Extracted data entries
[Start]

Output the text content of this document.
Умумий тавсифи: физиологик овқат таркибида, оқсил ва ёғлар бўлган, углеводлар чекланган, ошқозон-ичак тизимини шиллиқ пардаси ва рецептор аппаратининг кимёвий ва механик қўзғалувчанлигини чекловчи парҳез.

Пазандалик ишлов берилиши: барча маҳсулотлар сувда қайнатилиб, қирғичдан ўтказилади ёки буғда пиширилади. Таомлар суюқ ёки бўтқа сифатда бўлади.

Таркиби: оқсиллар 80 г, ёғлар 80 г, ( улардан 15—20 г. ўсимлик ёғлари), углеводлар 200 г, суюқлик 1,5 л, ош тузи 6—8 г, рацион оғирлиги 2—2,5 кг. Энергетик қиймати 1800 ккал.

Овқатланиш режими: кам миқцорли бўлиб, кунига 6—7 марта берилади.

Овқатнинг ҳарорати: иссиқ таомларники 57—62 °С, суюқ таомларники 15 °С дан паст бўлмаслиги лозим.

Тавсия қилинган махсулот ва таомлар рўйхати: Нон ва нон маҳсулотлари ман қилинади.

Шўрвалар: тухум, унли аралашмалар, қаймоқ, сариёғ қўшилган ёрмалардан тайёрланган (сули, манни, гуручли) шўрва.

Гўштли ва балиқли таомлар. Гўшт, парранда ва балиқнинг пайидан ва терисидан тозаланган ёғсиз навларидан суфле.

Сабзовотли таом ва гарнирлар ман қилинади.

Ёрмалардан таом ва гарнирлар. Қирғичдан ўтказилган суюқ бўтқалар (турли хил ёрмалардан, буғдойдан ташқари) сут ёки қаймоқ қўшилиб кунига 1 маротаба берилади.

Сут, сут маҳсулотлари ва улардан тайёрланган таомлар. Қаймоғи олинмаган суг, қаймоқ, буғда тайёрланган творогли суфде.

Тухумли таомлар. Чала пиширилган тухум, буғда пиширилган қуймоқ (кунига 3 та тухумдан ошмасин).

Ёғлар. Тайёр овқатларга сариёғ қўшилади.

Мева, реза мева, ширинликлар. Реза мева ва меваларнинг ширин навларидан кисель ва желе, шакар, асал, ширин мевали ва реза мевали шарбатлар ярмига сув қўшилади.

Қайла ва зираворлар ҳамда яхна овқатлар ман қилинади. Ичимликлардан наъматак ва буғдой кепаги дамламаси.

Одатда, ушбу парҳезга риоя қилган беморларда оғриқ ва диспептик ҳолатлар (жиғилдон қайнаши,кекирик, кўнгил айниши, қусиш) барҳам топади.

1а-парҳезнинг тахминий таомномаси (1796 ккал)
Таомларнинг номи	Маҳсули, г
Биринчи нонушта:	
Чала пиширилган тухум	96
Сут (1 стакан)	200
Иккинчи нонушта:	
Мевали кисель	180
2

[End]

Your task is to print all of the records exactly.

Output the text content of this document.
Умумий тавсифи: физиологик овқат таркибида, оқсил ва ёғлар бўлган, углеводлар чекланган, ошқозон-ичак тизимини шиллиқ пардаси ва рецептор аппаратининг кимёвий ва механик қўзғалувчанлигини чекловчи парҳез.

Пазандалик ишлов берилиши: барча маҳсулотлар сувда қайнатилиб, қирғичдан ўтказилади ёки буғда пиширилади. Таомлар суюқ ёки бўтқа сифатда бўлади.

Таркиби: оқсиллар 80 г, ёғлар 80 г, ( улардан 15—20 г. ўсимлик ёғлари), углеводлар 200 г, суюқлик 1,5 л, ош тузи 6—8 г, рацион оғирлиги 2—2,5 кг. Энергетик қиймати 1800 ккал.

Овқатланиш режими: кам миқцорли бўлиб, кунига 6—7 марта берилади.

Овқатнинг ҳарорати: иссиқ таомларники 57—62 °С, суюқ таомларники 15 °С дан паст бўлмаслиги лозим.

Тавсия қилинган махсулот ва таомлар рўйхати: Нон ва нон маҳсулотлари ман қилинади.

Шўрвалар: тухум, унли аралашмалар, қаймоқ, сариёғ қўшилган ёрмалардан тайёрланган (сули, манни, гуручли) шўрва.

Гўштли ва балиқли таомлар. Гўшт, парранда ва балиқнинг пайидан ва терисидан тозаланган ёғсиз навларидан суфле.

Сабзовотли таом ва гарнирлар ман қилинади.

Ёрмалардан таом ва гарнирлар. Қирғичдан ўтказилган суюқ бўтқалар (турли хил ёрмалардан, буғдойдан ташқари) сут ёки қаймоқ қўшилиб кунига 1 маротаба берилади.

Сут, сут маҳсулотлари ва улардан тайёрланган таомлар. Қаймоғи олинмаган суг, қаймоқ, буғда тайёрланган творогли суфде.

Тухумли таомлар. Чала пиширилган тухум, буғда пиширилган қуймоқ (кунига 3 та тухумдан ошмасин).

Ёғлар. Тайёр овқатларга сариёғ қўшилади.

Мева, реза мева, ширинликлар. Реза мева ва меваларнинг ширин навларидан кисель ва желе, шакар, асал, ширин мевали ва реза мевали шарбатлар ярмига сув қўшилади.

Қайла ва зираворлар ҳамда яхна овқатлар ман қилинади. Ичимликлардан наъматак ва буғдой кепаги дамламаси.

Одатда, ушбу парҳезга риоя қилган беморларда оғриқ ва диспептик ҳолатлар (жиғилдон қайнаши,кекирик, кўнгил айниши, қусиш) барҳам топади.

1а-парҳезнинг тахминий таомномаси (1796 ккал)
Таомларнинг номи	Маҳсули, г
Биринчи нонушта:	
Чала пиширилган тухум	96
Сут (1 стакан)	200
Иккинчи нонушта:	
Мевали кисель	180
2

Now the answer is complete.